• [EXERCISE INSTRUCTIONS] How many lines of the records below contain the word "title"? Answer with the number alone.

..............................

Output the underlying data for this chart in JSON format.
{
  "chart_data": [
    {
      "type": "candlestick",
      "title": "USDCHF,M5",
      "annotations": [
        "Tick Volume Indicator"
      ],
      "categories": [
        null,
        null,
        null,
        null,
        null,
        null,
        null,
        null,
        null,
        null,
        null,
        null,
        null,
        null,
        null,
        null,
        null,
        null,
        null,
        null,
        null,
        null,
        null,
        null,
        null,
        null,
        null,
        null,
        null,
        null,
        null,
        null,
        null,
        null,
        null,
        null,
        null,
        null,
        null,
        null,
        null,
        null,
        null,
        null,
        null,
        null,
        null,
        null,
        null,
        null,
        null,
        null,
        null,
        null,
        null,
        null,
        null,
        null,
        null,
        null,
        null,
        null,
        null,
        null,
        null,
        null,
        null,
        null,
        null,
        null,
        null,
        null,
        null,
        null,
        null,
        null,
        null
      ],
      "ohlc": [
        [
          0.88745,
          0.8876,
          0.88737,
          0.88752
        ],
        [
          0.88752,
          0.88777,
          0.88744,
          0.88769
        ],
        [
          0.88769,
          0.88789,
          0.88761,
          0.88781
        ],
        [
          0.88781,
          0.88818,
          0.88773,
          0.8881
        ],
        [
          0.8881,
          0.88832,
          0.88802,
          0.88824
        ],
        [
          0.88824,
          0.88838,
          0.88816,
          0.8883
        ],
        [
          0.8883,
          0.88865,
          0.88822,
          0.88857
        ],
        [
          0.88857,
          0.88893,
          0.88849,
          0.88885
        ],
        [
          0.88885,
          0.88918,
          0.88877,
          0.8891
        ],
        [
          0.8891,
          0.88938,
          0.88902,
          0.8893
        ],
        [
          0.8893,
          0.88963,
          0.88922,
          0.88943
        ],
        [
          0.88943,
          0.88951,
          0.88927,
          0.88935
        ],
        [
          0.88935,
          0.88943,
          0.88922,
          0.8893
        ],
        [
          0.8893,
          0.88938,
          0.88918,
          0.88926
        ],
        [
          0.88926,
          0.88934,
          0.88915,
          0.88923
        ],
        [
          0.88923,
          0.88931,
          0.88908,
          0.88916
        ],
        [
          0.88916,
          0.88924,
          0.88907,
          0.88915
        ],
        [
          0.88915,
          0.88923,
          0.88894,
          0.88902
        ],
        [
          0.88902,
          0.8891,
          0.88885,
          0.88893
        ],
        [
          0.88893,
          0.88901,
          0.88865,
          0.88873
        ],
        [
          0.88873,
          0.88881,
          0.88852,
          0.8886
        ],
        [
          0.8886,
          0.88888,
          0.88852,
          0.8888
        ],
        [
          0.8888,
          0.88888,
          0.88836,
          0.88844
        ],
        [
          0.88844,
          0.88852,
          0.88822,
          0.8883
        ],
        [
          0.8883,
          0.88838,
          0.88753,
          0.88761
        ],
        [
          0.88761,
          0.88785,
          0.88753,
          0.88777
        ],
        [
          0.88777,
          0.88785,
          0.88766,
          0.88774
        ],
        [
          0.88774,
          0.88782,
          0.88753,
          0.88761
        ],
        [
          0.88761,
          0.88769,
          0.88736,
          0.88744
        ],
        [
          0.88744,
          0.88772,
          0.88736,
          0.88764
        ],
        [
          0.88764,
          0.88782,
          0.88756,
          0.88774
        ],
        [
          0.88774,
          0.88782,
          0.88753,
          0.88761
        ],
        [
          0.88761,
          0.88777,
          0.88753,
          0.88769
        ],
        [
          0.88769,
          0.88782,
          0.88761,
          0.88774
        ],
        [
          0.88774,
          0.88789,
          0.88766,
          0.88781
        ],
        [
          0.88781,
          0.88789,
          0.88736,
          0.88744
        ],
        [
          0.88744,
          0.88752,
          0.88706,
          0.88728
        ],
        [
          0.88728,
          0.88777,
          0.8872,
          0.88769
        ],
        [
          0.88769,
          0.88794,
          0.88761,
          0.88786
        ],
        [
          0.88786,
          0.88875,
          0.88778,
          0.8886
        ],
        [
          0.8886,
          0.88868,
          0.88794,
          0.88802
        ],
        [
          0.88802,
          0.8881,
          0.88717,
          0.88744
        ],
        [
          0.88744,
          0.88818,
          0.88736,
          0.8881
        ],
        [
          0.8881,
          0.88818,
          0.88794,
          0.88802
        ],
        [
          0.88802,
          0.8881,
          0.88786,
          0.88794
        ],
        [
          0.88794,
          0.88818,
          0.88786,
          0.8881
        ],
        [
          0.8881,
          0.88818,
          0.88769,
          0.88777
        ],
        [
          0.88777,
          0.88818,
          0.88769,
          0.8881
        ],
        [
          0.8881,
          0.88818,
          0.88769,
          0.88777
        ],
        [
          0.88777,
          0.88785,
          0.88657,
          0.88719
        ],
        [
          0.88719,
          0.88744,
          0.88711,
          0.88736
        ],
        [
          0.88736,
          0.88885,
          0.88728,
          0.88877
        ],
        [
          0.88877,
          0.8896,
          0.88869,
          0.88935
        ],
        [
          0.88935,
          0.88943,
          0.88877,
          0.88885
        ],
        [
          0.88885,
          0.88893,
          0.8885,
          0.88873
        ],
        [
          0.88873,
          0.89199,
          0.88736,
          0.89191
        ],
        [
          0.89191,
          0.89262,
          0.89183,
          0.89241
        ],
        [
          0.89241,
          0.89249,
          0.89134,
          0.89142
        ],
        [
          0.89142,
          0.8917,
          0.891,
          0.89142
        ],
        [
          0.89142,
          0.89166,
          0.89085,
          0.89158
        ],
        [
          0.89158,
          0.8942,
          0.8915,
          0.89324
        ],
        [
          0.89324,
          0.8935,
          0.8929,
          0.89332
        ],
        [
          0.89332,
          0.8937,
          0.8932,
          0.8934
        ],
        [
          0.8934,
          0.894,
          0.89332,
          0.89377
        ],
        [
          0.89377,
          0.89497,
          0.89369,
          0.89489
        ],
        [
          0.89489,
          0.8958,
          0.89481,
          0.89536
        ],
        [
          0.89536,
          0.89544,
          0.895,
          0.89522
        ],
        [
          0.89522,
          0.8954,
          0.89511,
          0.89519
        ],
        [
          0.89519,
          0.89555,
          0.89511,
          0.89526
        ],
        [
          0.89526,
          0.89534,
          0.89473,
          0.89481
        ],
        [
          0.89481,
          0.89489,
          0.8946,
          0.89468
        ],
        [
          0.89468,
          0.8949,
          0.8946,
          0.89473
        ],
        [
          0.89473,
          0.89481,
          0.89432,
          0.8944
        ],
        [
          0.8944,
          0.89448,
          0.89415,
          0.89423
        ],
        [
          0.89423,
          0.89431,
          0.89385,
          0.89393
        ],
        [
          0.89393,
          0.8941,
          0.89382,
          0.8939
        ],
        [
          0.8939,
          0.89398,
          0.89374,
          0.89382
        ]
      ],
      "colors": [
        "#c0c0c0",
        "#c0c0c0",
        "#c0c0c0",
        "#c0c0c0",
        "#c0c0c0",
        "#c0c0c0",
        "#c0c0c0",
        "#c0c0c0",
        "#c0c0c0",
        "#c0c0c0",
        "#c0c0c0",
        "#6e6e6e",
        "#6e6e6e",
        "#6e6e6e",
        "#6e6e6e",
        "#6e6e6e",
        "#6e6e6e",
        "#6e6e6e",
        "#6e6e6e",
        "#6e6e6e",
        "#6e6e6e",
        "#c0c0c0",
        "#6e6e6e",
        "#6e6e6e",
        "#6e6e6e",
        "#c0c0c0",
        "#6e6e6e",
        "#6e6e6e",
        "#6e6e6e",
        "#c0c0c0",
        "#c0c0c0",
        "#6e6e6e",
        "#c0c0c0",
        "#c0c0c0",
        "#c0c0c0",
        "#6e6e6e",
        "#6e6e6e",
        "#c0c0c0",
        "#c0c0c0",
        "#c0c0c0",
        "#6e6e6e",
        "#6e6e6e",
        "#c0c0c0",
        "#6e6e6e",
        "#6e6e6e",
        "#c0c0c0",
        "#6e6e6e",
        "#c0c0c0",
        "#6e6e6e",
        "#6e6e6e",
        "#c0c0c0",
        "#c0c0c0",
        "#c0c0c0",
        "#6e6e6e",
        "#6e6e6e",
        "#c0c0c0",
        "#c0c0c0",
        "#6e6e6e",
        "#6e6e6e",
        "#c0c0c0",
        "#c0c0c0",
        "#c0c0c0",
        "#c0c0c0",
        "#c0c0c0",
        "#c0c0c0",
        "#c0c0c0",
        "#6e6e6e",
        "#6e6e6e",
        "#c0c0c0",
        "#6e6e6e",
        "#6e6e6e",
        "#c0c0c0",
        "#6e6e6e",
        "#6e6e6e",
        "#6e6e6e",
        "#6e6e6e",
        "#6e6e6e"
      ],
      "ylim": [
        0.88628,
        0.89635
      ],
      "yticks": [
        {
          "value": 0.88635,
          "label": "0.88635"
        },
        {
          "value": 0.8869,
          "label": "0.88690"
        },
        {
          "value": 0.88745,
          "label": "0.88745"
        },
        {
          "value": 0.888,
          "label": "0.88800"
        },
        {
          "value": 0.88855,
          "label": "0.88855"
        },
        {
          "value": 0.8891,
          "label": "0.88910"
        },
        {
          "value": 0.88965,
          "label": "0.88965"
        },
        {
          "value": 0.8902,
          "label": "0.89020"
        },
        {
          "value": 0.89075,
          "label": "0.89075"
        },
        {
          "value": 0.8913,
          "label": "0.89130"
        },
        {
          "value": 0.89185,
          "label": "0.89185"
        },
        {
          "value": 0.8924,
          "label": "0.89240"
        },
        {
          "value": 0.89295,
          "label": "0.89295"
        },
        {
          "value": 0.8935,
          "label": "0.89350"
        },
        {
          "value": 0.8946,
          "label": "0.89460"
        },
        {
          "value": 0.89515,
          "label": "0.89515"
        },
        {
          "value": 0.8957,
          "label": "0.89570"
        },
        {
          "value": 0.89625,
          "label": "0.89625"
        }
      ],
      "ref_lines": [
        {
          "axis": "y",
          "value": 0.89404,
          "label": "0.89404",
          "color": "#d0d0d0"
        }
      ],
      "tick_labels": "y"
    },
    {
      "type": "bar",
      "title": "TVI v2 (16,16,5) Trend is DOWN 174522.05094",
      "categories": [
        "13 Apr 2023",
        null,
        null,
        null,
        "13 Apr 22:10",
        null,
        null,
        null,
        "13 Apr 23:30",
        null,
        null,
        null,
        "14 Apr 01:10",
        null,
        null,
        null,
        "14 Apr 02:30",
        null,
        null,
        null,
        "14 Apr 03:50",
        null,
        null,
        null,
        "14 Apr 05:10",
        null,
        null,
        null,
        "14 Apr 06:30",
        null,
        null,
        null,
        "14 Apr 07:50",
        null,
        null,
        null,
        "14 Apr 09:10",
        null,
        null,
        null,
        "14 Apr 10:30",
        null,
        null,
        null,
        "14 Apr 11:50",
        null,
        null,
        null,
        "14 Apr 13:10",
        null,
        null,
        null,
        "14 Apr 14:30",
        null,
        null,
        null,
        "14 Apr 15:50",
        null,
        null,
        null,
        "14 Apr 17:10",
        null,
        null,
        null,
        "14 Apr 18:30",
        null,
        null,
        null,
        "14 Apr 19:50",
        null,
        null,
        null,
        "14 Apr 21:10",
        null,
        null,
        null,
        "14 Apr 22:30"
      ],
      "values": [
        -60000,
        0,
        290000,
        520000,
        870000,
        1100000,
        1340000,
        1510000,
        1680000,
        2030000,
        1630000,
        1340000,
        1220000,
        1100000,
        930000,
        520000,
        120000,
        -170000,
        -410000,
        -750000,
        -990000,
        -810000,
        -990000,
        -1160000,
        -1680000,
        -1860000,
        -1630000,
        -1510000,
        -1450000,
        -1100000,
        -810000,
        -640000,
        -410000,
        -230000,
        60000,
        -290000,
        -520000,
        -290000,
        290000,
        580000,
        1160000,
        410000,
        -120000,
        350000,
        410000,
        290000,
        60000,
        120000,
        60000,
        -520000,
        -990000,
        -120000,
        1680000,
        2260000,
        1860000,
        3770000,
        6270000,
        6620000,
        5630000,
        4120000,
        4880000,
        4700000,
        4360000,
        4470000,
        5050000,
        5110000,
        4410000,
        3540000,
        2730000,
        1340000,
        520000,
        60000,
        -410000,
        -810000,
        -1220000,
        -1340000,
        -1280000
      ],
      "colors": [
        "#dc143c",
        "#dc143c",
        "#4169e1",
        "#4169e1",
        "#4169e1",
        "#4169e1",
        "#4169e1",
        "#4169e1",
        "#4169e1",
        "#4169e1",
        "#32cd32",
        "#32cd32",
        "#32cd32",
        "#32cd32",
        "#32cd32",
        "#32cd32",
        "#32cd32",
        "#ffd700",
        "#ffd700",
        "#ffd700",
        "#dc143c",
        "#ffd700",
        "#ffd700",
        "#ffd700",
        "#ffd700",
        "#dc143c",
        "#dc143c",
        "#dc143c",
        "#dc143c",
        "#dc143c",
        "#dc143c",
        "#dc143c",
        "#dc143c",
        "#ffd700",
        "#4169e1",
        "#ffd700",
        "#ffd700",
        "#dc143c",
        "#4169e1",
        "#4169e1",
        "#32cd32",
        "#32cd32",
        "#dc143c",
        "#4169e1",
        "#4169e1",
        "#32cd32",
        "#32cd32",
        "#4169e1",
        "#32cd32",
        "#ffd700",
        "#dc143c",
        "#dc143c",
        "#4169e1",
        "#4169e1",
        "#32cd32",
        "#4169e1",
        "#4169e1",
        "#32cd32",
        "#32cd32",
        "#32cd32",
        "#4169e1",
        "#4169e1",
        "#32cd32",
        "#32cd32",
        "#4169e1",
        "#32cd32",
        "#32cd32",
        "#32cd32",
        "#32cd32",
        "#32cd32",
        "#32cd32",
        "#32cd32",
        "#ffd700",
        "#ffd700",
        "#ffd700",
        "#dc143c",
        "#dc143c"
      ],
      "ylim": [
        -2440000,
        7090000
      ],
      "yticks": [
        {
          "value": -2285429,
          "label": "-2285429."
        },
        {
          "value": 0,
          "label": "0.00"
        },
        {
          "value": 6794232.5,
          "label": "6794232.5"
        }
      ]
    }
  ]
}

..............................

• [FULL RESPONSE] 2